EXERCISE PROMPT: Reproduce the lines unchanged, from the line containing "Patent image size: (1402, 982)." through the end of the entries.

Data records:
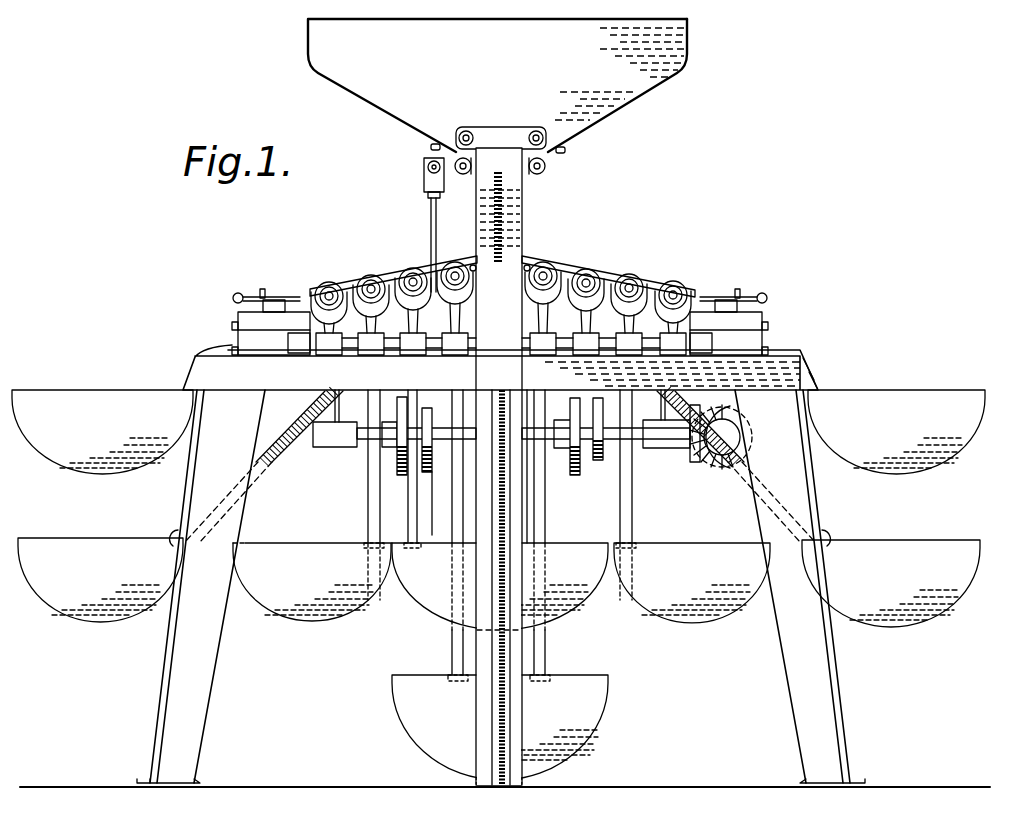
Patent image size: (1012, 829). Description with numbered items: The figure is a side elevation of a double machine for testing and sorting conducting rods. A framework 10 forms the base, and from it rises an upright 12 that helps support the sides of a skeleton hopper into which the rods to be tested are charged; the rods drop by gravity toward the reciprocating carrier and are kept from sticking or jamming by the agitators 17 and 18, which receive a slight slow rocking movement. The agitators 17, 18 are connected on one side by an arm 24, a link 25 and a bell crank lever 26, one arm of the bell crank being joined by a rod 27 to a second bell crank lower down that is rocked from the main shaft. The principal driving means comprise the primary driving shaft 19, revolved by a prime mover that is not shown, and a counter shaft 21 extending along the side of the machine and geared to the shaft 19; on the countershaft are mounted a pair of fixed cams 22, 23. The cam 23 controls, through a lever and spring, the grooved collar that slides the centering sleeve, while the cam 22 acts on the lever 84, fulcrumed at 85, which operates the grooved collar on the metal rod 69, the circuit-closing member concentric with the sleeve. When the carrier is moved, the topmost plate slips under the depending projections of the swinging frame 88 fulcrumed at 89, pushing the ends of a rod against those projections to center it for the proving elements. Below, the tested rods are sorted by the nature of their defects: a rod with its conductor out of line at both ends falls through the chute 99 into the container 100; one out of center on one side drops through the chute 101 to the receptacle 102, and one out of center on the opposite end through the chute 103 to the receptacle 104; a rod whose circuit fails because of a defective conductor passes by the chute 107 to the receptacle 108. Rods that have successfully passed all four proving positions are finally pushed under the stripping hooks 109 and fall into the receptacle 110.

The framework 10 is at (501, 564).
The upright 12 is at (524, 252).
The agitator 17 is at (431, 147).
The agitator 18 is at (565, 150).
The primary driving shaft 19 is at (724, 437).
The counter shaft 21 is at (625, 436).
The cam 22 is at (396, 454).
The cam 23 is at (600, 410).
The arm 24 is at (546, 170).
The link 25 is at (515, 132).
The bell crank lever 26 is at (448, 186).
The rod 27 is at (430, 219).
The metal rod 69 is at (405, 270).
The lever 84 is at (410, 337).
The fulcrum 85 is at (604, 340).
The swinging frame 88 is at (340, 283).
The fulcrum 89 is at (473, 264).
The chute 99 is at (450, 648).
The container 100 is at (500, 727).
The chute 101 is at (585, 529).
The receptacle 102 is at (500, 586).
The chute 103 is at (366, 490).
The receptacle 104 is at (501, 583).
The chute 107 is at (175, 534).
The receptacle 108 is at (499, 582).
The stripping hooks 109 is at (278, 300).
The receptacle 110 is at (498, 432).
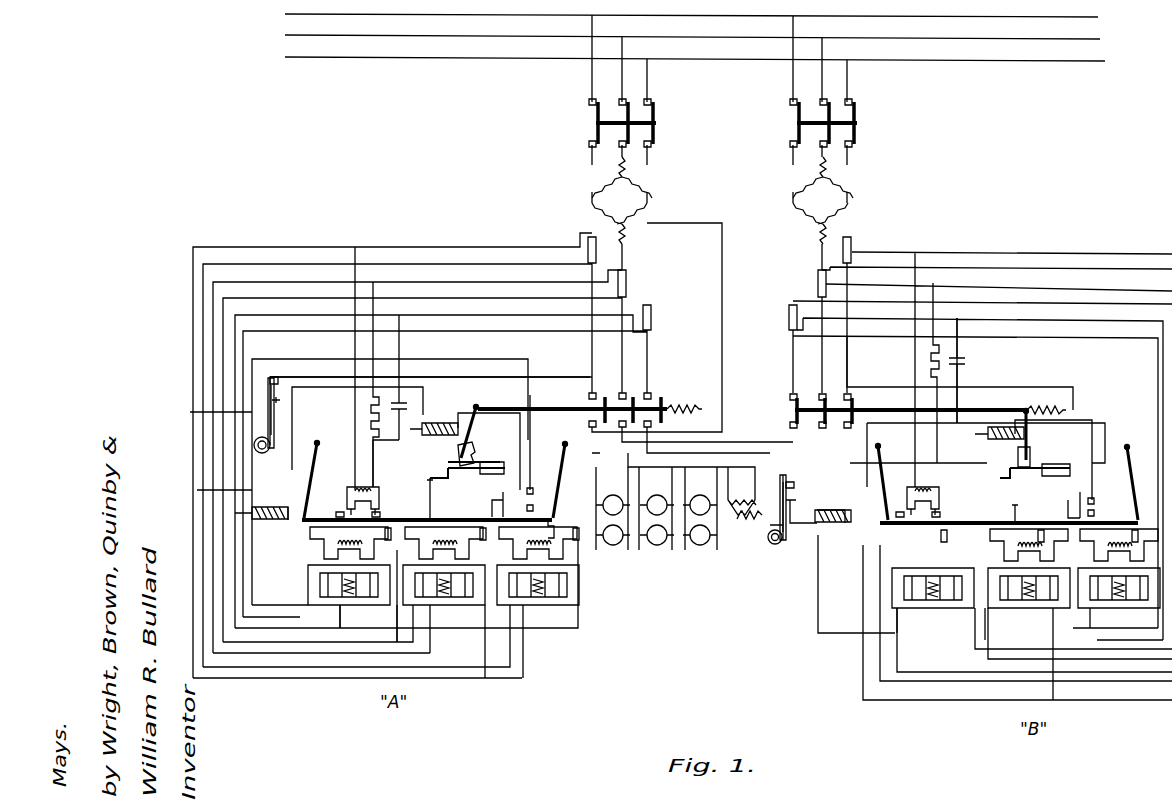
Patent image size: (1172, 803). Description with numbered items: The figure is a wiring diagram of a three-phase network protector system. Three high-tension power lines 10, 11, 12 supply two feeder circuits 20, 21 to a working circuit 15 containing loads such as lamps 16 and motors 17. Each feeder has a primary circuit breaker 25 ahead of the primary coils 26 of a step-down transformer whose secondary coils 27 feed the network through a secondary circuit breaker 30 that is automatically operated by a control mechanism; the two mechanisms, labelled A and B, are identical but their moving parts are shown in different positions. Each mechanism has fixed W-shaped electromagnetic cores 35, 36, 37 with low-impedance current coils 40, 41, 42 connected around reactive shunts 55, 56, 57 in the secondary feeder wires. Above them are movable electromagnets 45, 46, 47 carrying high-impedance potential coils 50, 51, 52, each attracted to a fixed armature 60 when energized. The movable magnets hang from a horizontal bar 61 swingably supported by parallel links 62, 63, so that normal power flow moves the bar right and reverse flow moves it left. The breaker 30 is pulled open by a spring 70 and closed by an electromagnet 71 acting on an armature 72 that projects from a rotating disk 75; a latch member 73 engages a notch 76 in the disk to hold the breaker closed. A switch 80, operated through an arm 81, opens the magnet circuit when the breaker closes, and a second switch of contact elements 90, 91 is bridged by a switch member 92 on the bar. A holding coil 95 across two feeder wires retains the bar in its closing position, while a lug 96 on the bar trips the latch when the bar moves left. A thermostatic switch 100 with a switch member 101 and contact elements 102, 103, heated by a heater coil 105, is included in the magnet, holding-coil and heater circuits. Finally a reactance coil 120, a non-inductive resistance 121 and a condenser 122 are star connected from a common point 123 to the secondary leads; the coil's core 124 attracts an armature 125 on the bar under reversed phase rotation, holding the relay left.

The high-tension power line 10 is at (285, 14).
The high-tension power line 11 is at (285, 35).
The high-tension power line 12 is at (313, 57).
The working circuit 15 is at (737, 433).
The lamps 16 is at (660, 545).
The motors 17 is at (742, 528).
The feeder circuit 20 is at (619, 83).
The feeder circuit 21 is at (828, 90).
The primary circuit breaker 25 is at (588, 114).
The primary coils 26 is at (619, 167).
The secondary coils 27 is at (629, 206).
The secondary circuit breaker 30 is at (580, 400).
The fixed electromagnetic core 35 is at (308, 590).
The fixed electromagnetic core 36 is at (452, 595).
The fixed electromagnetic core 37 is at (565, 596).
The current coil 40 is at (344, 602).
The current coil 41 is at (433, 615).
The current coil 42 is at (535, 595).
The movable electromagnet 45 is at (302, 526).
The movable electromagnet 46 is at (403, 555).
The movable electromagnet 47 is at (497, 555).
The potential coil 50 is at (310, 555).
The potential coil 51 is at (406, 518).
The potential coil 52 is at (563, 526).
The reactive shunt 55 is at (650, 326).
The reactive shunt 56 is at (624, 290).
The reactive shunt 57 is at (594, 262).
The fixed armature 60 is at (762, 541).
The horizontal bar 61 is at (338, 513).
The parallel link 62 is at (311, 453).
The parallel link 63 is at (572, 460).
The spring 70 is at (685, 400).
The electromagnet 71 is at (439, 423).
The armature 72 is at (475, 410).
The latch member 73 is at (445, 457).
The rotating disk 75 is at (470, 452).
The notch 76 is at (455, 472).
The switch 80 is at (528, 452).
The arm 81 is at (489, 458).
The contact element 90 is at (527, 485).
The contact element 91 is at (533, 508).
The switch member 92 is at (502, 500).
The holding coil 95 is at (260, 508).
The lug 96 is at (435, 510).
The thermostatic switch 100 is at (790, 558).
The switch member 101 is at (270, 378).
The contact element 102 is at (278, 378).
The contact element 103 is at (290, 400).
The heater coil 105 is at (259, 450).
The reactance coil 120 is at (346, 473).
The non-inductive resistance 121 is at (376, 380).
The condenser 122 is at (408, 400).
The common point 123 is at (379, 450).
The core 124 is at (353, 486).
The armature 125 is at (384, 512).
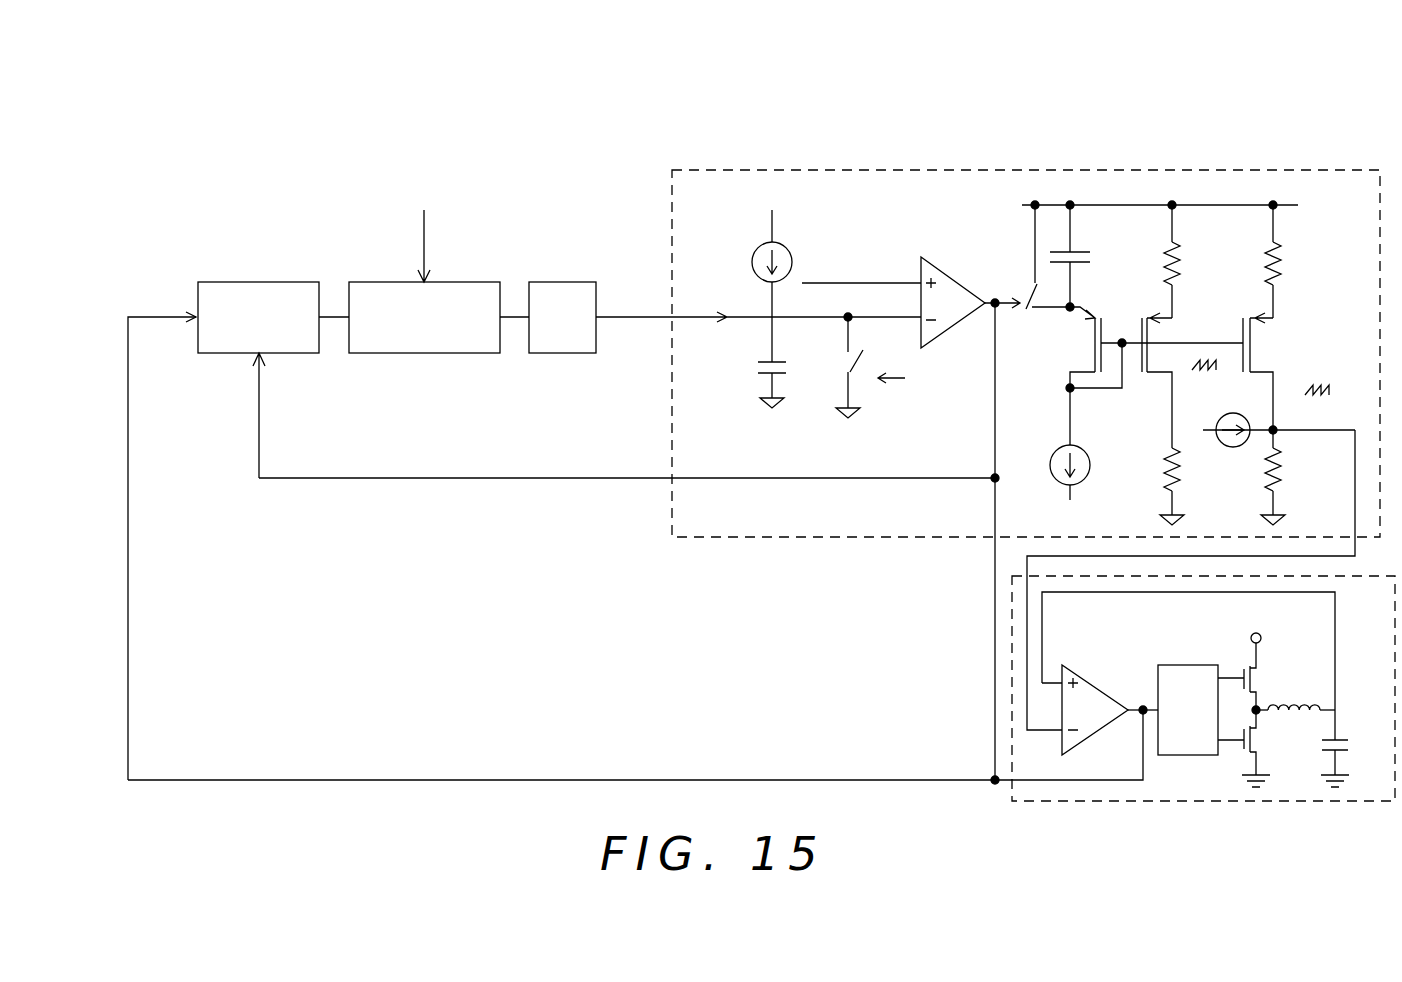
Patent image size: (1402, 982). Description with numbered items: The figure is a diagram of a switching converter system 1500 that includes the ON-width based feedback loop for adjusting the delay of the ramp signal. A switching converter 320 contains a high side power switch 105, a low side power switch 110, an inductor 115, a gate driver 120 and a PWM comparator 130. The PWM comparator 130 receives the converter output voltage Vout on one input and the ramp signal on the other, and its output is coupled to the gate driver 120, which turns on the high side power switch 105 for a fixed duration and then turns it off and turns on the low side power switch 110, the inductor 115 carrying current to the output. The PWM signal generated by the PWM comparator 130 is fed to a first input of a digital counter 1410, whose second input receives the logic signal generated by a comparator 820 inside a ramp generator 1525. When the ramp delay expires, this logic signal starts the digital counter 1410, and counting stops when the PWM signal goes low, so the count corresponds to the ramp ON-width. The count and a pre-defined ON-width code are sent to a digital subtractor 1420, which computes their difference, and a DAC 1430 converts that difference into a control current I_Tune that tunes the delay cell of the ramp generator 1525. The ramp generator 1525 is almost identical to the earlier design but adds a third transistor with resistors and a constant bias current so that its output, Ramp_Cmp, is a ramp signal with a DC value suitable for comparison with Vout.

The switching converter system 1500 is at (293, 107).
The digital counter 1410 is at (222, 362).
The digital subtractor 1420 is at (408, 360).
The DAC 1430 is at (568, 360).
The ramp generator 1525 is at (973, 165).
The comparator 820 is at (955, 275).
The switching converter 320 is at (1040, 802).
The PWM comparator 130 is at (1098, 684).
The gate driver 120 is at (1188, 710).
The high side power switch 105 is at (1257, 675).
The low side power switch 110 is at (1266, 740).
The inductor 115 is at (1296, 696).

THE COMPLETED TASK:
Patent image size: (1402, 982). Description with numbered items: The figure is a diagram of a switching converter system 1500 that includes the ON-width based feedback loop for adjusting the delay of the ramp signal. A switching converter 320 contains a high side power switch 105, a low side power switch 110, an inductor 115, a gate driver 120 and a PWM comparator 130. The PWM comparator 130 receives the converter output voltage Vout on one input and the ramp signal on the other, and its output is coupled to the gate driver 120, which turns on the high side power switch 105 for a fixed duration and then turns it off and turns on the low side power switch 110, the inductor 115 carrying current to the output. The PWM signal generated by the PWM comparator 130 is fed to a first input of a digital counter 1410, whose second input receives the logic signal generated by a comparator 820 inside a ramp generator 1525. When the ramp delay expires, this logic signal starts the digital counter 1410, and counting stops when the PWM signal goes low, so the count corresponds to the ramp ON-width. The count and a pre-defined ON-width code are sent to a digital subtractor 1420, which computes their difference, and a DAC 1430 converts that difference into a control current I_Tune that tunes the delay cell of the ramp generator 1525. The ramp generator 1525 is almost identical to the earlier design but adds a third transistor with resistors and a constant bias current so that its output, Ramp_Cmp, is a ramp signal with a DC value suitable for comparison with Vout.

The switching converter system 1500 is at (293, 107).
The digital counter 1410 is at (222, 362).
The digital subtractor 1420 is at (408, 360).
The DAC 1430 is at (568, 360).
The ramp generator 1525 is at (973, 165).
The comparator 820 is at (955, 275).
The switching converter 320 is at (1040, 802).
The PWM comparator 130 is at (1098, 684).
The gate driver 120 is at (1188, 710).
The high side power switch 105 is at (1257, 675).
The low side power switch 110 is at (1266, 740).
The inductor 115 is at (1296, 696).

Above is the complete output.